Exercise directions: Wherever the string "gender" appears, copy the whole line.
+++
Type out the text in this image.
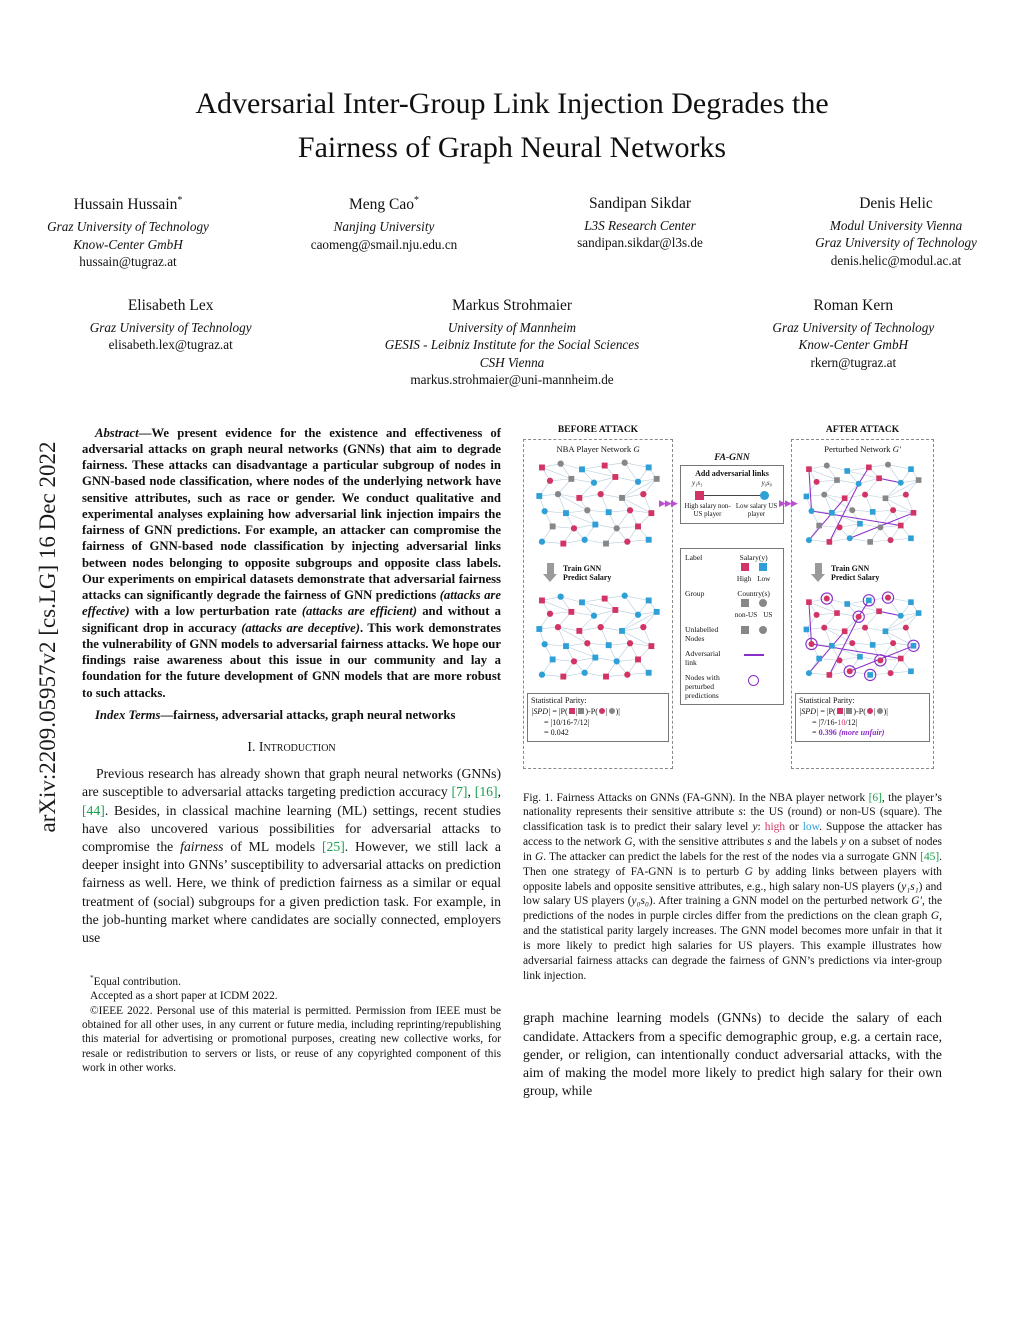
arXiv:2209.05957v2 [cs.LG] 16 Dec 2022
Adversarial Inter-Group Link Injection Degrades the
Fairness of Graph Neural Networks
Hussain Hussain*
Graz University of Technology
Know-Center GmbH
hussain@tugraz.at
Meng Cao*
Nanjing University
caomeng@smail.nju.edu.cn
Sandipan Sikdar
L3S Research Center
sandipan.sikdar@l3s.de
Denis Helic
Modul University Vienna
Graz University of Technology
denis.helic@modul.ac.at
Elisabeth Lex
Graz University of Technology
elisabeth.lex@tugraz.at
Markus Strohmaier
University of Mannheim
GESIS - Leibniz Institute for the Social Sciences
CSH Vienna
markus.strohmaier@uni-mannheim.de
Roman Kern
Graz University of Technology
Know-Center GmbH
rkern@tugraz.at

Abstract—We present evidence for the existence and effectiveness of adversarial attacks on graph neural networks (GNNs) that aim to degrade fairness. These attacks can disadvantage a particular subgroup of nodes in GNN-based node classification, where nodes of the underlying network have sensitive attributes, such as race or gender. We conduct qualitative and experimental analyses explaining how adversarial link injection impairs the fairness of GNN predictions. For example, an attacker can compromise the fairness of GNN-based node classification by injecting adversarial links between nodes belonging to opposite subgroups and opposite class labels. Our experiments on empirical datasets demonstrate that adversarial fairness attacks can significantly degrade the fairness of GNN predictions (attacks are effective) with a low perturbation rate (attacks are efficient) and without a significant drop in accuracy (attacks are deceptive). This work demonstrates the vulnerability of GNN models to adversarial fairness attacks. We hope our findings raise awareness about this issue in our community and lay a foundation for the future development of GNN models that are more robust to such attacks.

Index Terms—fairness, adversarial attacks, graph neural networks

I. Introduction

Previous research has already shown that graph neural networks (GNNs) are susceptible to adversarial attacks targeting prediction accuracy [7], [16], [44]. Besides, in classical machine learning (ML) settings, recent studies have also uncovered various possibilities for adversarial attacks to compromise the fairness of ML models [25]. However, we still lack a deeper insight into GNNs’ susceptibility to adversarial attacks on prediction fairness as well. Here, we think of prediction fairness as a similar or equal treatment of (social) subgroups for a given prediction task. For example, in the job-hunting market where candidates are socially connected, employers use

*Equal contribution.

Accepted as a short paper at ICDM 2022.

©IEEE 2022. Personal use of this material is permitted. Permission from IEEE must be obtained for all other uses, in any current or future media, including reprinting/republishing this material for advertising or promotional purposes, creating new collective works, for resale or redistribution to servers or lists, or reuse of any copyrighted component of this work in other works.

BEFORE ATTACK
NBA Player Network G
Train GNN
Predict Salary
Statistical Parity:
|SPD| = |P( | )-P( | )|
= |10/16-7/12|
= 0.042
FA-GNN
Add adversarial links
y₁s₁	y₀s₀
High salary non-US player
Low salary US player
Label	Salary(y)
High Low
Group	Country(s)
non-US US
Unlabelled Nodes
Adversarial link
Nodes with perturbed predictions
AFTER ATTACK
Perturbed Network G′
Train GNN
Predict Salary
Statistical Parity:
|SPD| = |P( | )-P( | )|
= |7/16-10/12|
= 0.396 (more unfair)
▶▶▶	▶▶▶

Fig. 1. Fairness Attacks on GNNs (FA-GNN). In the NBA player network [6], the player’s nationality represents their sensitive attribute s: the US (round) or non-US (square). The classification task is to predict their salary level y: high or low. Suppose the attacker has access to the network G, with the sensitive attributes s and the labels y on a subset of nodes in G. The attacker can predict the labels for the rest of the nodes via a surrogate GNN [45]. Then one strategy of FA-GNN is to perturb G by adding links between players with opposite labels and opposite sensitive attributes, e.g., high salary non-US players (y₁s₁) and low salary US players (y₀s₀). After training a GNN model on the perturbed network G′, the predictions of the nodes in purple circles differ from the predictions on the clean graph G, and the statistical parity largely increases. The GNN model becomes more unfair in that it is more likely to predict high salaries for US players. This example illustrates how adversarial fairness attacks can degrade the fairness of GNN’s predictions via inter-group link injection.

graph machine learning models (GNNs) to decide the salary of each candidate. Attackers from a specific demographic group, e.g. a certain race, gender, or religion, can intentionally conduct adversarial attacks, with the aim of making the model more likely to predict high salary for their own group, while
+++
Solution:
Abstract—We present evidence for the existence and effectiveness of adversarial attacks on graph neural networks (GNNs) that aim to degrade fairness. These attacks can disadvantage a particular subgroup of nodes in GNN-based node classification, where nodes of the underlying network have sensitive attributes, such as race or gender. We conduct qualitative and experimental analyses explaining how adversarial link injection impairs the fairness of GNN predictions. For example, an attacker can compromise the fairness of GNN-based node classification by injecting adversarial links between nodes belonging to opposite subgroups and opposite class labels. Our experiments on empirical datasets demonstrate that adversarial fairness attacks can significantly degrade the fairness of GNN predictions (attacks are effective) with a low perturbation rate (attacks are efficient) and without a significant drop in accuracy (attacks are deceptive). This work demonstrates the vulnerability of GNN models to adversarial fairness attacks. We hope our findings raise awareness about this issue in our community and lay a foundation for the future development of GNN models that are more robust to such attacks.
graph machine learning models (GNNs) to decide the salary of each candidate. Attackers from a specific demographic group, e.g. a certain race, gender, or religion, can intentionally conduct adversarial attacks, with the aim of making the model more likely to predict high salary for their own group, while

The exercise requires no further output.